Exercise goal – Read the records and gather each line that includes "from".

Extracted data –
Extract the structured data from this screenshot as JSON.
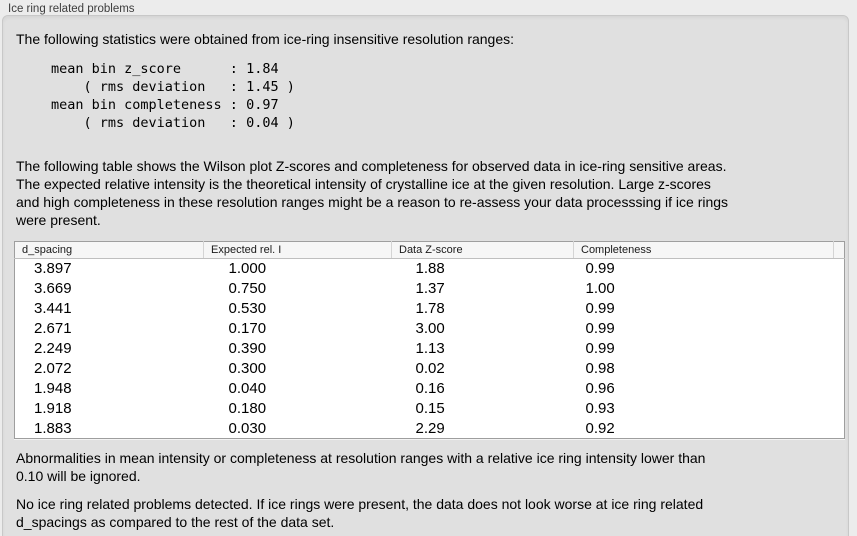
{
  "group": {
    "title": "Ice ring related problems"
  },
  "intro": {
    "text": "The following statistics were obtained from ice-ring insensitive resolution ranges:"
  },
  "stats_block": {
    "text": "mean bin z_score      : 1.84\n    ( rms deviation   : 1.45 )\nmean bin completeness : 0.97\n    ( rms deviation   : 0.04 )",
    "values": {
      "mean_bin_z_score": 1.84,
      "z_score_rms_deviation": 1.45,
      "mean_bin_completeness": 0.97,
      "completeness_rms_deviation": 0.04
    }
  },
  "description": {
    "text": "The following table shows the Wilson plot Z-scores and completeness for observed data in ice-ring sensitive areas.\nThe expected relative intensity is the theoretical intensity of crystalline ice at the given resolution. Large z-scores\nand high completeness in these resolution ranges might be a reason to re-assess your data processsing if ice rings\nwere present."
  },
  "table": {
    "columns": [
      "d_spacing",
      "Expected rel. I",
      "Data Z-score",
      "Completeness"
    ],
    "rows": [
      [
        "3.897",
        "1.000",
        "1.88",
        "0.99"
      ],
      [
        "3.669",
        "0.750",
        "1.37",
        "1.00"
      ],
      [
        "3.441",
        "0.530",
        "1.78",
        "0.99"
      ],
      [
        "2.671",
        "0.170",
        "3.00",
        "0.99"
      ],
      [
        "2.249",
        "0.390",
        "1.13",
        "0.99"
      ],
      [
        "2.072",
        "0.300",
        "0.02",
        "0.98"
      ],
      [
        "1.948",
        "0.040",
        "0.16",
        "0.96"
      ],
      [
        "1.918",
        "0.180",
        "0.15",
        "0.93"
      ],
      [
        "1.883",
        "0.030",
        "2.29",
        "0.92"
      ]
    ]
  },
  "ignore_note": {
    "text": "Abnormalities in mean intensity or completeness at resolution ranges with a relative ice ring intensity lower than\n0.10 will be ignored."
  },
  "conclusion": {
    "text": "No ice ring related problems detected. If ice rings were present, the data does not look worse at ice ring related\nd_spacings as compared to the rest of the data set."
  },
  "colors": {
    "outer_background": "#ececec",
    "panel_background": "#e0e0e0",
    "table_background": "#ffffff",
    "table_border": "#9e9e9e",
    "header_background": "#f6f6f6",
    "text": "#000000"
  }
}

Answer to the exercise –
Extract the structured data from this screenshot as JSON.
    "text": "The following statistics were obtained from ice-ring insensitive resolution ranges:"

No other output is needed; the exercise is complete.